_REQUIRED WORK_
Restate every line of the material, word for word.

_EXERCISE INPUT_
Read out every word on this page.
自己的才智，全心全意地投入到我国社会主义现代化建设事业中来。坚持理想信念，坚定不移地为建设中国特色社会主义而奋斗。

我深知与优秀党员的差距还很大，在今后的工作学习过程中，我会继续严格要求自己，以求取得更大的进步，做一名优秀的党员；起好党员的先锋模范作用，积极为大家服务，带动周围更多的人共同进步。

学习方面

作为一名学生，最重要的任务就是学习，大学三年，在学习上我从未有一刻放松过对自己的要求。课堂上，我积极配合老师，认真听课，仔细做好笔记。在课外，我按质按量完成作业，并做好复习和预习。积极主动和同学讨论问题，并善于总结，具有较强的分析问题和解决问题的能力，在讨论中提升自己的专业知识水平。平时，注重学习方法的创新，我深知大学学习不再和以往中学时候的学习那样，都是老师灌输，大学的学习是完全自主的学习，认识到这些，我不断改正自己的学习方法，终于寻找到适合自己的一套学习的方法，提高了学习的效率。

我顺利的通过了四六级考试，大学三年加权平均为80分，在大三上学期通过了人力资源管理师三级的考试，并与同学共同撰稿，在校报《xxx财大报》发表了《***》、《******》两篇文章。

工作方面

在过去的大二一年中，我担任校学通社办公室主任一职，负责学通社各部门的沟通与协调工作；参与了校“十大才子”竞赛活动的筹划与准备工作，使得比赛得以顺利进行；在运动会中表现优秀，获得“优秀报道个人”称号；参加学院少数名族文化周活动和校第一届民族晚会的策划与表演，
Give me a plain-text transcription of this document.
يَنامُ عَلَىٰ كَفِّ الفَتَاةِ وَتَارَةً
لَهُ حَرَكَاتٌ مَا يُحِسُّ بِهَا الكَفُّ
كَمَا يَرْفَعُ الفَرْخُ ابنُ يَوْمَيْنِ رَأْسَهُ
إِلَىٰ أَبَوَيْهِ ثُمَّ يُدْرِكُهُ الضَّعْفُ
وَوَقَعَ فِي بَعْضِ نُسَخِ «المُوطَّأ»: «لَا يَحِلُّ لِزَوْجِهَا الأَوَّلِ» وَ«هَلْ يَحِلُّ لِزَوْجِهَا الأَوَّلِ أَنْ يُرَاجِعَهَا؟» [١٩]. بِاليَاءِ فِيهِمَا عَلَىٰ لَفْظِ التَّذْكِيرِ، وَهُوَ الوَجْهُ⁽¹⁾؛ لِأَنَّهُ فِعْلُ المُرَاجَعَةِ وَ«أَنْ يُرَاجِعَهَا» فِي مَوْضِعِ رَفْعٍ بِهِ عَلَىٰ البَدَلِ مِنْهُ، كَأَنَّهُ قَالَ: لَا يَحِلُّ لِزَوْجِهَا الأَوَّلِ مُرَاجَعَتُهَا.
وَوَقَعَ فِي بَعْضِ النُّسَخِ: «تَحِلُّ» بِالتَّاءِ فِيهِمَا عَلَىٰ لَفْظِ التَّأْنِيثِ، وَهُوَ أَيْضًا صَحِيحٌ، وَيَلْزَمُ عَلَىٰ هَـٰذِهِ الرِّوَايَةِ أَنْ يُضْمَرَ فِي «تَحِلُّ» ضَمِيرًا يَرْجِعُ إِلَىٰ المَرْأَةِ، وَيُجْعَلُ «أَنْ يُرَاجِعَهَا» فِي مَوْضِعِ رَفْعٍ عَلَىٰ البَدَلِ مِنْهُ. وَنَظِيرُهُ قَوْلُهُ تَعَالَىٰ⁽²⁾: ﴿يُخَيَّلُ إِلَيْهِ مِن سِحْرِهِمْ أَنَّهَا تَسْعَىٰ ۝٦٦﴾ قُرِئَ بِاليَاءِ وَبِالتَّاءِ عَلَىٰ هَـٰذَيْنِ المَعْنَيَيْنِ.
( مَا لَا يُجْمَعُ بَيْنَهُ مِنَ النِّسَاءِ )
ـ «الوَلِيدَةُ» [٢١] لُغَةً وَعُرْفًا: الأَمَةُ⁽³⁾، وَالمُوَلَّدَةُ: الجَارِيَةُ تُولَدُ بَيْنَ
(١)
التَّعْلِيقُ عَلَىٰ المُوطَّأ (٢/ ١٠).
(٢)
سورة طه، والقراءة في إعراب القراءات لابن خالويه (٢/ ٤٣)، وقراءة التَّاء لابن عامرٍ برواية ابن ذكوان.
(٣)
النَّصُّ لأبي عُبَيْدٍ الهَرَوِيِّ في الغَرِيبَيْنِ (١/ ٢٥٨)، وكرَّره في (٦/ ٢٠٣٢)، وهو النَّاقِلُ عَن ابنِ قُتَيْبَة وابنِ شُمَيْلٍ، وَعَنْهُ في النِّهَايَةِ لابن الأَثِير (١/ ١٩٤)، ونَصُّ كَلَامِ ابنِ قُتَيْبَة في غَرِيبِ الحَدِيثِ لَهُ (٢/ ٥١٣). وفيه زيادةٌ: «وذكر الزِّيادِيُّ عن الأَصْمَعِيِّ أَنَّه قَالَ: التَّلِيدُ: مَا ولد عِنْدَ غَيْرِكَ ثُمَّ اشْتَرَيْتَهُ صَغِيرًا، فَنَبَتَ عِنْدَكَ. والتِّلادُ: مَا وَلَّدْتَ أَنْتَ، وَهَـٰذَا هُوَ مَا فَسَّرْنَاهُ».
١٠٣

_THE COMPLETED TASK_
Read out every word on this page.
自己的才智，全心全意地投入到我国社会主义现代化建设事业中来。坚持理想信念，坚定不移地为建设中国特色社会主义而奋斗。

我深知与优秀党员的差距还很大，在今后的工作学习过程中，我会继续严格要求自己，以求取得更大的进步，做一名优秀的党员；起好党员的先锋模范作用，积极为大家服务，带动周围更多的人共同进步。

学习方面

作为一名学生，最重要的任务就是学习，大学三年，在学习上我从未有一刻放松过对自己的要求。课堂上，我积极配合老师，认真听课，仔细做好笔记。在课外，我按质按量完成作业，并做好复习和预习。积极主动和同学讨论问题，并善于总结，具有较强的分析问题和解决问题的能力，在讨论中提升自己的专业知识水平。平时，注重学习方法的创新，我深知大学学习不再和以往中学时候的学习那样，都是老师灌输，大学的学习是完全自主的学习，认识到这些，我不断改正自己的学习方法，终于寻找到适合自己的一套学习的方法，提高了学习的效率。

我顺利的通过了四六级考试，大学三年加权平均为80分，在大三上学期通过了人力资源管理师三级的考试，并与同学共同撰稿，在校报《xxx财大报》发表了《***》、《******》两篇文章。

工作方面

在过去的大二一年中，我担任校学通社办公室主任一职，负责学通社各部门的沟通与协调工作；参与了校“十大才子”竞赛活动的筹划与准备工作，使得比赛得以顺利进行；在运动会中表现优秀，获得“优秀报道个人”称号；参加学院少数名族文化周活动和校第一届民族晚会的策划与表演，
Give me a plain-text transcription of this document.
يَنامُ عَلَىٰ كَفِّ الفَتَاةِ وَتَارَةً
لَهُ حَرَكَاتٌ مَا يُحِسُّ بِهَا الكَفُّ
كَمَا يَرْفَعُ الفَرْخُ ابنُ يَوْمَيْنِ رَأْسَهُ
إِلَىٰ أَبَوَيْهِ ثُمَّ يُدْرِكُهُ الضَّعْفُ
وَوَقَعَ فِي بَعْضِ نُسَخِ «المُوطَّأ»: «لَا يَحِلُّ لِزَوْجِهَا الأَوَّلِ» وَ«هَلْ يَحِلُّ لِزَوْجِهَا الأَوَّلِ أَنْ يُرَاجِعَهَا؟» [١٩]. بِاليَاءِ فِيهِمَا عَلَىٰ لَفْظِ التَّذْكِيرِ، وَهُوَ الوَجْهُ⁽¹⁾؛ لِأَنَّهُ فِعْلُ المُرَاجَعَةِ وَ«أَنْ يُرَاجِعَهَا» فِي مَوْضِعِ رَفْعٍ بِهِ عَلَىٰ البَدَلِ مِنْهُ، كَأَنَّهُ قَالَ: لَا يَحِلُّ لِزَوْجِهَا الأَوَّلِ مُرَاجَعَتُهَا.
وَوَقَعَ فِي بَعْضِ النُّسَخِ: «تَحِلُّ» بِالتَّاءِ فِيهِمَا عَلَىٰ لَفْظِ التَّأْنِيثِ، وَهُوَ أَيْضًا صَحِيحٌ، وَيَلْزَمُ عَلَىٰ هَـٰذِهِ الرِّوَايَةِ أَنْ يُضْمَرَ فِي «تَحِلُّ» ضَمِيرًا يَرْجِعُ إِلَىٰ المَرْأَةِ، وَيُجْعَلُ «أَنْ يُرَاجِعَهَا» فِي مَوْضِعِ رَفْعٍ عَلَىٰ البَدَلِ مِنْهُ. وَنَظِيرُهُ قَوْلُهُ تَعَالَىٰ⁽²⁾: ﴿يُخَيَّلُ إِلَيْهِ مِن سِحْرِهِمْ أَنَّهَا تَسْعَىٰ ۝٦٦﴾ قُرِئَ بِاليَاءِ وَبِالتَّاءِ عَلَىٰ هَـٰذَيْنِ المَعْنَيَيْنِ.
( مَا لَا يُجْمَعُ بَيْنَهُ مِنَ النِّسَاءِ )
ـ «الوَلِيدَةُ» [٢١] لُغَةً وَعُرْفًا: الأَمَةُ⁽³⁾، وَالمُوَلَّدَةُ: الجَارِيَةُ تُولَدُ بَيْنَ
(١)
التَّعْلِيقُ عَلَىٰ المُوطَّأ (٢/ ١٠).
(٢)
سورة طه، والقراءة في إعراب القراءات لابن خالويه (٢/ ٤٣)، وقراءة التَّاء لابن عامرٍ برواية ابن ذكوان.
(٣)
النَّصُّ لأبي عُبَيْدٍ الهَرَوِيِّ في الغَرِيبَيْنِ (١/ ٢٥٨)، وكرَّره في (٦/ ٢٠٣٢)، وهو النَّاقِلُ عَن ابنِ قُتَيْبَة وابنِ شُمَيْلٍ، وَعَنْهُ في النِّهَايَةِ لابن الأَثِير (١/ ١٩٤)، ونَصُّ كَلَامِ ابنِ قُتَيْبَة في غَرِيبِ الحَدِيثِ لَهُ (٢/ ٥١٣). وفيه زيادةٌ: «وذكر الزِّيادِيُّ عن الأَصْمَعِيِّ أَنَّه قَالَ: التَّلِيدُ: مَا ولد عِنْدَ غَيْرِكَ ثُمَّ اشْتَرَيْتَهُ صَغِيرًا، فَنَبَتَ عِنْدَكَ. والتِّلادُ: مَا وَلَّدْتَ أَنْتَ، وَهَـٰذَا هُوَ مَا فَسَّرْنَاهُ».
١٠٣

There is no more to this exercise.